▶ Instruções e requisitos
Liste todas as linhas abaixo em que aparece a palavra "Stores", copiando cada uma delas por inteiro.

═══

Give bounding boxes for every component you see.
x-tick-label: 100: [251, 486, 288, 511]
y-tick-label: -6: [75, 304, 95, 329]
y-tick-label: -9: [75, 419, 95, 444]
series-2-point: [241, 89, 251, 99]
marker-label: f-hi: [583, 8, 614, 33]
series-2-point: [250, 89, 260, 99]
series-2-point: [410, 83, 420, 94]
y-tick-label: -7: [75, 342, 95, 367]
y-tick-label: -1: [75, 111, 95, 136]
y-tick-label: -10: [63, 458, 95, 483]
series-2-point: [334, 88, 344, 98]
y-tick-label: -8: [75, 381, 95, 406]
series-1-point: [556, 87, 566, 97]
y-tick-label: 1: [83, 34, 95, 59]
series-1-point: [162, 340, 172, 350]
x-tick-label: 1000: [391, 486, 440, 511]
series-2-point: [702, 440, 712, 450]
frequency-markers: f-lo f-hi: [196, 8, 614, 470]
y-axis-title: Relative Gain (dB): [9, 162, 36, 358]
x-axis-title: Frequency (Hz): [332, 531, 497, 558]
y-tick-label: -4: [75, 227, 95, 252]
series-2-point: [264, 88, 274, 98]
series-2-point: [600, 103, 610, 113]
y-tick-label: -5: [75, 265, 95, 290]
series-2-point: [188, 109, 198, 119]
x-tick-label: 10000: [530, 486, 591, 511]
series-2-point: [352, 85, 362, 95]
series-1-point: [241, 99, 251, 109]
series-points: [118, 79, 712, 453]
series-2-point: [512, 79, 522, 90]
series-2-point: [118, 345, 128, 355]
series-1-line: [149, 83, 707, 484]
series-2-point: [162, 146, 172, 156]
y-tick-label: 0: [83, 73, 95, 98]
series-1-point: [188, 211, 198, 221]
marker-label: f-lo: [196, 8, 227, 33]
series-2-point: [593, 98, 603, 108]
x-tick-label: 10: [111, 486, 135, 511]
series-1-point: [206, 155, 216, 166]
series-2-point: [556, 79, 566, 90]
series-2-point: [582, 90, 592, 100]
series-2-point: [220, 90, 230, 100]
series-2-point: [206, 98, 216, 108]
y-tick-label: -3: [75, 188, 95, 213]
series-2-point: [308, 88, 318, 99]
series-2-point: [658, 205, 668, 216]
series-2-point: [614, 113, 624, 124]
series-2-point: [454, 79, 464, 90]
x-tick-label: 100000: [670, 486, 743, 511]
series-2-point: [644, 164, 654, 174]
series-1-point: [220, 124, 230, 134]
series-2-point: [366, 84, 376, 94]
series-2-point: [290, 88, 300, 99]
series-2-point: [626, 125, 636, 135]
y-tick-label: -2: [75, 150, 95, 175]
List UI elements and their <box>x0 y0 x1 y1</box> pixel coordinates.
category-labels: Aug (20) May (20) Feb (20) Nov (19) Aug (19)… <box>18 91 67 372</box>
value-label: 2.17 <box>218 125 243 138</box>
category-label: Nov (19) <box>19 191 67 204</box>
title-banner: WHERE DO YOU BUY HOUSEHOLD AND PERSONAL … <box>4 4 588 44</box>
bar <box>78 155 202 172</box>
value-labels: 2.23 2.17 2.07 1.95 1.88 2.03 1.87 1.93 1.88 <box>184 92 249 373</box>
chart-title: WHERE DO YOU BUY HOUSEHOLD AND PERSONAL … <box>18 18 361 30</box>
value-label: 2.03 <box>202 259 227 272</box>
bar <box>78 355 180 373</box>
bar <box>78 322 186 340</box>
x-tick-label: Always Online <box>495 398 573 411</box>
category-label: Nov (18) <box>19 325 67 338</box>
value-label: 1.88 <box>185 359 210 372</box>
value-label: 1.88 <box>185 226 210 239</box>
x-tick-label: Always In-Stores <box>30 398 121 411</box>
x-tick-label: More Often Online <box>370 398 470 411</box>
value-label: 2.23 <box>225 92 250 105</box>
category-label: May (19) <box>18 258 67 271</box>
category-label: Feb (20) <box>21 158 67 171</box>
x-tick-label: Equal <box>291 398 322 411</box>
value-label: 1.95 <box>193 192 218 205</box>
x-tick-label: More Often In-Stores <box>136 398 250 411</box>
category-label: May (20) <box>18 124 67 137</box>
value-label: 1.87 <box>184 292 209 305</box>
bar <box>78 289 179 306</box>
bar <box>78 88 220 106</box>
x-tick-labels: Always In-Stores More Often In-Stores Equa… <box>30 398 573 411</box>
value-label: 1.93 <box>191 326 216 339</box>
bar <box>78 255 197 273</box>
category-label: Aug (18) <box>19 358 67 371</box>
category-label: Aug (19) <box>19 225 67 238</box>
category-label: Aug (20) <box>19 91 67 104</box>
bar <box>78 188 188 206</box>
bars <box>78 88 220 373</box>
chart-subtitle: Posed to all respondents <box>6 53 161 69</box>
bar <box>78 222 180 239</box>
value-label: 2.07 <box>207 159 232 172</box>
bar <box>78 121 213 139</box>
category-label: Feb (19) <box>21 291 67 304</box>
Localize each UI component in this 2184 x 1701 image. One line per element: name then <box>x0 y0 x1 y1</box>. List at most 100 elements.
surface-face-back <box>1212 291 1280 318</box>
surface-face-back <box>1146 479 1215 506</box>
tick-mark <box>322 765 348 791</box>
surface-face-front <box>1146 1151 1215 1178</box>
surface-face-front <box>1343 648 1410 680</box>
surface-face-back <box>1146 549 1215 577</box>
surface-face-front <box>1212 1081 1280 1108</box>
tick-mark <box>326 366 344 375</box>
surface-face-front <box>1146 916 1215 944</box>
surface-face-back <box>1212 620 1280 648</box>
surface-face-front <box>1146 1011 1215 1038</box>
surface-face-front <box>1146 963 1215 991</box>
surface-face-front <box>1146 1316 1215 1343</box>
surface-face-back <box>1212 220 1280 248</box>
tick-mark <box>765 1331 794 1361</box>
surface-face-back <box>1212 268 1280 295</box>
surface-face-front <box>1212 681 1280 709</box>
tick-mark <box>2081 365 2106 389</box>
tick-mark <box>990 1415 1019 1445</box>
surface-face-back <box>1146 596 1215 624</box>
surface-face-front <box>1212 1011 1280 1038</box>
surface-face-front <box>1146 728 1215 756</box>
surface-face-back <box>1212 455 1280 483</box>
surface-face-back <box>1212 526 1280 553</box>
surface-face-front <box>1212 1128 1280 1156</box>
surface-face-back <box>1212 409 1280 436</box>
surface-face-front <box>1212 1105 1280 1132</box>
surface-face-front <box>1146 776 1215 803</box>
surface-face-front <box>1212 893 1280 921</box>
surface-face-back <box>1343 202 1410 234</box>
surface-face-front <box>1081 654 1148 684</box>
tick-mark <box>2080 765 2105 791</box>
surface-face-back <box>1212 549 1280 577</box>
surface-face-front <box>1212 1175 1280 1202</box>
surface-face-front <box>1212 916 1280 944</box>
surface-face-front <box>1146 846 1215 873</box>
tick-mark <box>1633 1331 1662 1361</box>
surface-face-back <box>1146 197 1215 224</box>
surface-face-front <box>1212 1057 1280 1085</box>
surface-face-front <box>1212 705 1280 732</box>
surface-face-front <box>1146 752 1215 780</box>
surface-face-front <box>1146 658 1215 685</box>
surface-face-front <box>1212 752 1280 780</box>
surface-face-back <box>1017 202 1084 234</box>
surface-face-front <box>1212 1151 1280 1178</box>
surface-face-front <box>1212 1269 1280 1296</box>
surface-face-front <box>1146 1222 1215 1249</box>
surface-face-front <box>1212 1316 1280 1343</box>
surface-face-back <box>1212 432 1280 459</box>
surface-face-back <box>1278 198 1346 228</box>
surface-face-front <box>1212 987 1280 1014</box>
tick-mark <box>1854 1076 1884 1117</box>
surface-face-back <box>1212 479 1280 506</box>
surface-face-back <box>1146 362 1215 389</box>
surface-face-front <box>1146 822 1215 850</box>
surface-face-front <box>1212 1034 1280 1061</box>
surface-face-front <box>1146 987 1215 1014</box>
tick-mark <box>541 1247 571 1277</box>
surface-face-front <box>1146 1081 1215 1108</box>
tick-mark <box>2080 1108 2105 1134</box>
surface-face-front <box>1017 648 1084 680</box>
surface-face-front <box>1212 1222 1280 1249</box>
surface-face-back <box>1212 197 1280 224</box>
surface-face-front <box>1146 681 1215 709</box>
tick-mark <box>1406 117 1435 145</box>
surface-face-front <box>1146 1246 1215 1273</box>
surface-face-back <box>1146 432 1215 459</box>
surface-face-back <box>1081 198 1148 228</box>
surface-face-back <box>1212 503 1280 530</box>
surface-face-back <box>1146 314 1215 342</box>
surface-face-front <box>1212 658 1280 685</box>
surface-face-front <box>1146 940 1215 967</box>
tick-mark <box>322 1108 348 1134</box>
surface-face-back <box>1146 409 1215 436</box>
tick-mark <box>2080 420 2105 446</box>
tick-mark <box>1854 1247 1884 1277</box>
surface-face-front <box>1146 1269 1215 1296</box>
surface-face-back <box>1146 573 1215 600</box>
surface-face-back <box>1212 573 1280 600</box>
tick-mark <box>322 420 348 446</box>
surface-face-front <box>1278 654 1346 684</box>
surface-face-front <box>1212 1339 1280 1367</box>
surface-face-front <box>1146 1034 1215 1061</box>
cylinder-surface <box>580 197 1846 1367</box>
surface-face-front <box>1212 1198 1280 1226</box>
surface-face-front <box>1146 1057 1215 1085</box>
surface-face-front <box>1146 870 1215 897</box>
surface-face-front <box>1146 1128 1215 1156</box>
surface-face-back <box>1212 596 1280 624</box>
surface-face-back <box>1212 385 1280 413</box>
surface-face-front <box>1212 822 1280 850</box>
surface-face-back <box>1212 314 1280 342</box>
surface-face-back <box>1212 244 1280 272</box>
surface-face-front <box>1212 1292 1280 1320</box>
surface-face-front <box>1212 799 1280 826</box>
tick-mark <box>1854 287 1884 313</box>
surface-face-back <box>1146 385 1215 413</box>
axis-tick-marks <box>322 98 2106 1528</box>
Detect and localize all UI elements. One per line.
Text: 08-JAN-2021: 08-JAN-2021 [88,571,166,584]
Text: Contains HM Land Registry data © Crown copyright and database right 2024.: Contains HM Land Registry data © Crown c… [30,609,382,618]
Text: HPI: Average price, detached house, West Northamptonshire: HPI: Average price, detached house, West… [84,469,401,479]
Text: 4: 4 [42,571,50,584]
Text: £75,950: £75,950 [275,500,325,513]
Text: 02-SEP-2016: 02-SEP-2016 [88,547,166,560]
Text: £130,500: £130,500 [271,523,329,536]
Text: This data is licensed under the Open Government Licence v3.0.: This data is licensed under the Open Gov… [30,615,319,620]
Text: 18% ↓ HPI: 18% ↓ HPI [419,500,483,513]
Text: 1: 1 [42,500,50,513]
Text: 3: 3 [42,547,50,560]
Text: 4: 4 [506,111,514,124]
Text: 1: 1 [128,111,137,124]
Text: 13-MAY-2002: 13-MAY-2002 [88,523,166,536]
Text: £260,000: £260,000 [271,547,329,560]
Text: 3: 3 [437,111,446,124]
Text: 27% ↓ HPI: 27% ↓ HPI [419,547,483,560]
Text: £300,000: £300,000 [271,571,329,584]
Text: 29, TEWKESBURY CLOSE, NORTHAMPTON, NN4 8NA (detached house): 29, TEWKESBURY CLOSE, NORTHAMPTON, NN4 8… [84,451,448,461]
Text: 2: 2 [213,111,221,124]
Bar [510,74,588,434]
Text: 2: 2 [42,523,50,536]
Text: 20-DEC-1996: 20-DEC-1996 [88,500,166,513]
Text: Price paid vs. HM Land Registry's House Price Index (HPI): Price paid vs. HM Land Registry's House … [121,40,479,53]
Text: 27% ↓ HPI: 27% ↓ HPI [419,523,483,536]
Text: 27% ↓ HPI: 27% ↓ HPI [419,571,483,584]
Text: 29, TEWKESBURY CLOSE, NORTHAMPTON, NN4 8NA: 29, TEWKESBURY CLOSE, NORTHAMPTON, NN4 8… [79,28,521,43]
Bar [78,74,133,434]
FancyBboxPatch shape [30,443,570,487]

═══

▶ Resultado da tarefa
x-tick-label: Always In-Stores <box>30 398 121 411</box>
x-tick-label: More Often In-Stores <box>136 398 250 411</box>
x-tick-labels: Always In-Stores More Often In-Stores Equa… <box>30 398 573 411</box>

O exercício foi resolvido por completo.